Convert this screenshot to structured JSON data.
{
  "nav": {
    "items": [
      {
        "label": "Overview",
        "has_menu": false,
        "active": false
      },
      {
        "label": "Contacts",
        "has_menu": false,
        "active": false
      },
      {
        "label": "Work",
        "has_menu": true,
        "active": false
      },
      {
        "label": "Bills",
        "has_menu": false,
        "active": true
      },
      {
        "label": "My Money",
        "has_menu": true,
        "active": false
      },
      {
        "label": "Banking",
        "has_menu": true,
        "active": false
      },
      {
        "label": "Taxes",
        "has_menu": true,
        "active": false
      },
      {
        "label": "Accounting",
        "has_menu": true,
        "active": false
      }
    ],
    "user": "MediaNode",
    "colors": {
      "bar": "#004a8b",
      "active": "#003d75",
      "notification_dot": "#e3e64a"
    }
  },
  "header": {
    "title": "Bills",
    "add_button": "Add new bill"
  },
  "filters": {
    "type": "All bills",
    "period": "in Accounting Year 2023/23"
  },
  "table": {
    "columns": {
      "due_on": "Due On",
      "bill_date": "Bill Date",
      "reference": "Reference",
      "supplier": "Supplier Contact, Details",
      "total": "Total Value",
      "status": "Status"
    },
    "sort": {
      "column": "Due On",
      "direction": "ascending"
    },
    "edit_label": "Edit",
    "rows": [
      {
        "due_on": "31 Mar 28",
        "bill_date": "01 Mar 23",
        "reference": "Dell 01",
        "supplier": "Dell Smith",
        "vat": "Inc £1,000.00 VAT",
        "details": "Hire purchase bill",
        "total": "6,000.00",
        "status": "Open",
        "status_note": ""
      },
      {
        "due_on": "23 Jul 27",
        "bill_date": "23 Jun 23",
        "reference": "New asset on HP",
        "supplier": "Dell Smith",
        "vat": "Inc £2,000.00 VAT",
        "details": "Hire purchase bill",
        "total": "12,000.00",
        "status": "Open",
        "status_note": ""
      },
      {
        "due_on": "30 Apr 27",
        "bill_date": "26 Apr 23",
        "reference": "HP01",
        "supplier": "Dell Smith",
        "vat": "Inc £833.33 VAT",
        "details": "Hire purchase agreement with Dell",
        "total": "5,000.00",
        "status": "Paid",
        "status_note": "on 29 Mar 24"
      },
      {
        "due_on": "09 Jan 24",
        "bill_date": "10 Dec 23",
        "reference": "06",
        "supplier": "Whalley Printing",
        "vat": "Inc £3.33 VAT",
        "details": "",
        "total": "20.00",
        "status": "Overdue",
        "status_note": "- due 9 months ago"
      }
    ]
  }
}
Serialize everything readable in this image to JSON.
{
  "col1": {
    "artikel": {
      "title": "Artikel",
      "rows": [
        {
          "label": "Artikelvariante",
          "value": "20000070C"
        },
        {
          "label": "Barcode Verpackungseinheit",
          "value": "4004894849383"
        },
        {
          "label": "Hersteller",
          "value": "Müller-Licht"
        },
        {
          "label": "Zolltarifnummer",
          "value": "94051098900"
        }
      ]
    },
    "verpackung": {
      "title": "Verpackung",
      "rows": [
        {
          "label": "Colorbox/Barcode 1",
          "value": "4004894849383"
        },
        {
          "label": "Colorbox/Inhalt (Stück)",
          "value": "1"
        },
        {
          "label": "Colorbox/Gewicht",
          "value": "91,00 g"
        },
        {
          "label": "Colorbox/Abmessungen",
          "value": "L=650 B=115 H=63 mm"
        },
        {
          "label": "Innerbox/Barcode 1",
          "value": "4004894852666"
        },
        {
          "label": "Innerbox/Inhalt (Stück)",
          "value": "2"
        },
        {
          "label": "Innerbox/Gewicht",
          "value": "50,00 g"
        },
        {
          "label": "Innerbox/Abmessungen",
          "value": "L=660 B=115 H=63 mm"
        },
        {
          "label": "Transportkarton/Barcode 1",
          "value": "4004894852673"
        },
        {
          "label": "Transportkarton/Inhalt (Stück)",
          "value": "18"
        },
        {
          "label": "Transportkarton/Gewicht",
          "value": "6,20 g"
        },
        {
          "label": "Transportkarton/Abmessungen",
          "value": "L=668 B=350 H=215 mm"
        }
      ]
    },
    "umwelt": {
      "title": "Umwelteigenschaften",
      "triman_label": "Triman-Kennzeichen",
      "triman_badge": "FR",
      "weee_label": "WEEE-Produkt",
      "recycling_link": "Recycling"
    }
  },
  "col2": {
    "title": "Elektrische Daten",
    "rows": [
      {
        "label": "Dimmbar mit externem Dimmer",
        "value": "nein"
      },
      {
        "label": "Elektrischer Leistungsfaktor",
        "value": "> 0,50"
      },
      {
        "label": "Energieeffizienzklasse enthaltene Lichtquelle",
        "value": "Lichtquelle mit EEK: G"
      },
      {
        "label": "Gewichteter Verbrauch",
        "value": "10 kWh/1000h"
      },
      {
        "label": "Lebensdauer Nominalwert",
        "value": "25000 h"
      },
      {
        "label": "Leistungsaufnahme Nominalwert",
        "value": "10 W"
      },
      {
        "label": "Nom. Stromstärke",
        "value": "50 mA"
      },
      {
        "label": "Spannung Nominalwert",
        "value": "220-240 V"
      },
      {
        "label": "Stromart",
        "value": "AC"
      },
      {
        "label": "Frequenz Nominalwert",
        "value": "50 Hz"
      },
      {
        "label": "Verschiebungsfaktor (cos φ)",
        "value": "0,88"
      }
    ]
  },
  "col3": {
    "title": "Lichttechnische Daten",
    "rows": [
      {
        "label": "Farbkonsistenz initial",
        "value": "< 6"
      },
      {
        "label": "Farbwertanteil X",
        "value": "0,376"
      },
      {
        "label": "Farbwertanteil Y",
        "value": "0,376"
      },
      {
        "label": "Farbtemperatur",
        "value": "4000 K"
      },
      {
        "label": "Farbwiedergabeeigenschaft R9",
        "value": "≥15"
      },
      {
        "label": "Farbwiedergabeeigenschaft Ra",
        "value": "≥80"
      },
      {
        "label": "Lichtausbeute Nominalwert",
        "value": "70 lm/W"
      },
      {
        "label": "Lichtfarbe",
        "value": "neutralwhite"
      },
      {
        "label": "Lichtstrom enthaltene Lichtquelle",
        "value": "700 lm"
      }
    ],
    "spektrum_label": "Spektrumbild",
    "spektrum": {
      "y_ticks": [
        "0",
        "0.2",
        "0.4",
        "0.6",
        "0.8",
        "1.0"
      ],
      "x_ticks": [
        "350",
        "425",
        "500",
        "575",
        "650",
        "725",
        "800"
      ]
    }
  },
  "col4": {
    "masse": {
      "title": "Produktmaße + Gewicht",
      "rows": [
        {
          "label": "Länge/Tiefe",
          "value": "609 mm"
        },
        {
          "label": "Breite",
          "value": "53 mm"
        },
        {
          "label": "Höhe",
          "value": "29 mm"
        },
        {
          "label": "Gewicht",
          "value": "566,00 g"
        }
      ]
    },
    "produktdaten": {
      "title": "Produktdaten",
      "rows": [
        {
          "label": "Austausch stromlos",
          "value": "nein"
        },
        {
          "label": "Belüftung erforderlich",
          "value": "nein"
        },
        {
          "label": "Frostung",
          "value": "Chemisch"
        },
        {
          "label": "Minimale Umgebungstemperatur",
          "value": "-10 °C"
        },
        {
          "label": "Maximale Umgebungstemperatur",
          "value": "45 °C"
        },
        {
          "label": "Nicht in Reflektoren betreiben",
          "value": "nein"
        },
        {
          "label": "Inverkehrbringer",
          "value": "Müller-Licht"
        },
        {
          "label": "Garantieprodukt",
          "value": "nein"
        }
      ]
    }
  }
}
----
> [GOAL OF THE EXERCISE]
Set down each entry again, unchanged.

> [OUTPUT OF THE EXERCISE]
Convert this screenshot to structured JSON data.
{
  "nav": {
    "items": [
      {
        "label": "Overview",
        "has_menu": false,
        "active": false
      },
      {
        "label": "Contacts",
        "has_menu": false,
        "active": false
      },
      {
        "label": "Work",
        "has_menu": true,
        "active": false
      },
      {
        "label": "Bills",
        "has_menu": false,
        "active": true
      },
      {
        "label": "My Money",
        "has_menu": true,
        "active": false
      },
      {
        "label": "Banking",
        "has_menu": true,
        "active": false
      },
      {
        "label": "Taxes",
        "has_menu": true,
        "active": false
      },
      {
        "label": "Accounting",
        "has_menu": true,
        "active": false
      }
    ],
    "user": "MediaNode",
    "colors": {
      "bar": "#004a8b",
      "active": "#003d75",
      "notification_dot": "#e3e64a"
    }
  },
  "header": {
    "title": "Bills",
    "add_button": "Add new bill"
  },
  "filters": {
    "type": "All bills",
    "period": "in Accounting Year 2023/23"
  },
  "table": {
    "columns": {
      "due_on": "Due On",
      "bill_date": "Bill Date",
      "reference": "Reference",
      "supplier": "Supplier Contact, Details",
      "total": "Total Value",
      "status": "Status"
    },
    "sort": {
      "column": "Due On",
      "direction": "ascending"
    },
    "edit_label": "Edit",
    "rows": [
      {
        "due_on": "31 Mar 28",
        "bill_date": "01 Mar 23",
        "reference": "Dell 01",
        "supplier": "Dell Smith",
        "vat": "Inc £1,000.00 VAT",
        "details": "Hire purchase bill",
        "total": "6,000.00",
        "status": "Open",
        "status_note": ""
      },
      {
        "due_on": "23 Jul 27",
        "bill_date": "23 Jun 23",
        "reference": "New asset on HP",
        "supplier": "Dell Smith",
        "vat": "Inc £2,000.00 VAT",
        "details": "Hire purchase bill",
        "total": "12,000.00",
        "status": "Open",
        "status_note": ""
      },
      {
        "due_on": "30 Apr 27",
        "bill_date": "26 Apr 23",
        "reference": "HP01",
        "supplier": "Dell Smith",
        "vat": "Inc £833.33 VAT",
        "details": "Hire purchase agreement with Dell",
        "total": "5,000.00",
        "status": "Paid",
        "status_note": "on 29 Mar 24"
      },
      {
        "due_on": "09 Jan 24",
        "bill_date": "10 Dec 23",
        "reference": "06",
        "supplier": "Whalley Printing",
        "vat": "Inc £3.33 VAT",
        "details": "",
        "total": "20.00",
        "status": "Overdue",
        "status_note": "- due 9 months ago"
      }
    ]
  }
}
Serialize everything readable in this image to JSON.
{
  "col1": {
    "artikel": {
      "title": "Artikel",
      "rows": [
        {
          "label": "Artikelvariante",
          "value": "20000070C"
        },
        {
          "label": "Barcode Verpackungseinheit",
          "value": "4004894849383"
        },
        {
          "label": "Hersteller",
          "value": "Müller-Licht"
        },
        {
          "label": "Zolltarifnummer",
          "value": "94051098900"
        }
      ]
    },
    "verpackung": {
      "title": "Verpackung",
      "rows": [
        {
          "label": "Colorbox/Barcode 1",
          "value": "4004894849383"
        },
        {
          "label": "Colorbox/Inhalt (Stück)",
          "value": "1"
        },
        {
          "label": "Colorbox/Gewicht",
          "value": "91,00 g"
        },
        {
          "label": "Colorbox/Abmessungen",
          "value": "L=650 B=115 H=63 mm"
        },
        {
          "label": "Innerbox/Barcode 1",
          "value": "4004894852666"
        },
        {
          "label": "Innerbox/Inhalt (Stück)",
          "value": "2"
        },
        {
          "label": "Innerbox/Gewicht",
          "value": "50,00 g"
        },
        {
          "label": "Innerbox/Abmessungen",
          "value": "L=660 B=115 H=63 mm"
        },
        {
          "label": "Transportkarton/Barcode 1",
          "value": "4004894852673"
        },
        {
          "label": "Transportkarton/Inhalt (Stück)",
          "value": "18"
        },
        {
          "label": "Transportkarton/Gewicht",
          "value": "6,20 g"
        },
        {
          "label": "Transportkarton/Abmessungen",
          "value": "L=668 B=350 H=215 mm"
        }
      ]
    },
    "umwelt": {
      "title": "Umwelteigenschaften",
      "triman_label": "Triman-Kennzeichen",
      "triman_badge": "FR",
      "weee_label": "WEEE-Produkt",
      "recycling_link": "Recycling"
    }
  },
  "col2": {
    "title": "Elektrische Daten",
    "rows": [
      {
        "label": "Dimmbar mit externem Dimmer",
        "value": "nein"
      },
      {
        "label": "Elektrischer Leistungsfaktor",
        "value": "> 0,50"
      },
      {
        "label": "Energieeffizienzklasse enthaltene Lichtquelle",
        "value": "Lichtquelle mit EEK: G"
      },
      {
        "label": "Gewichteter Verbrauch",
        "value": "10 kWh/1000h"
      },
      {
        "label": "Lebensdauer Nominalwert",
        "value": "25000 h"
      },
      {
        "label": "Leistungsaufnahme Nominalwert",
        "value": "10 W"
      },
      {
        "label": "Nom. Stromstärke",
        "value": "50 mA"
      },
      {
        "label": "Spannung Nominalwert",
        "value": "220-240 V"
      },
      {
        "label": "Stromart",
        "value": "AC"
      },
      {
        "label": "Frequenz Nominalwert",
        "value": "50 Hz"
      },
      {
        "label": "Verschiebungsfaktor (cos φ)",
        "value": "0,88"
      }
    ]
  },
  "col3": {
    "title": "Lichttechnische Daten",
    "rows": [
      {
        "label": "Farbkonsistenz initial",
        "value": "< 6"
      },
      {
        "label": "Farbwertanteil X",
        "value": "0,376"
      },
      {
        "label": "Farbwertanteil Y",
        "value": "0,376"
      },
      {
        "label": "Farbtemperatur",
        "value": "4000 K"
      },
      {
        "label": "Farbwiedergabeeigenschaft R9",
        "value": "≥15"
      },
      {
        "label": "Farbwiedergabeeigenschaft Ra",
        "value": "≥80"
      },
      {
        "label": "Lichtausbeute Nominalwert",
        "value": "70 lm/W"
      },
      {
        "label": "Lichtfarbe",
        "value": "neutralwhite"
      },
      {
        "label": "Lichtstrom enthaltene Lichtquelle",
        "value": "700 lm"
      }
    ],
    "spektrum_label": "Spektrumbild",
    "spektrum": {
      "y_ticks": [
        "0",
        "0.2",
        "0.4",
        "0.6",
        "0.8",
        "1.0"
      ],
      "x_ticks": [
        "350",
        "425",
        "500",
        "575",
        "650",
        "725",
        "800"
      ]
    }
  },
  "col4": {
    "masse": {
      "title": "Produktmaße + Gewicht",
      "rows": [
        {
          "label": "Länge/Tiefe",
          "value": "609 mm"
        },
        {
          "label": "Breite",
          "value": "53 mm"
        },
        {
          "label": "Höhe",
          "value": "29 mm"
        },
        {
          "label": "Gewicht",
          "value": "566,00 g"
        }
      ]
    },
    "produktdaten": {
      "title": "Produktdaten",
      "rows": [
        {
          "label": "Austausch stromlos",
          "value": "nein"
        },
        {
          "label": "Belüftung erforderlich",
          "value": "nein"
        },
        {
          "label": "Frostung",
          "value": "Chemisch"
        },
        {
          "label": "Minimale Umgebungstemperatur",
          "value": "-10 °C"
        },
        {
          "label": "Maximale Umgebungstemperatur",
          "value": "45 °C"
        },
        {
          "label": "Nicht in Reflektoren betreiben",
          "value": "nein"
        },
        {
          "label": "Inverkehrbringer",
          "value": "Müller-Licht"
        },
        {
          "label": "Garantieprodukt",
          "value": "nein"
        }
      ]
    }
  }
}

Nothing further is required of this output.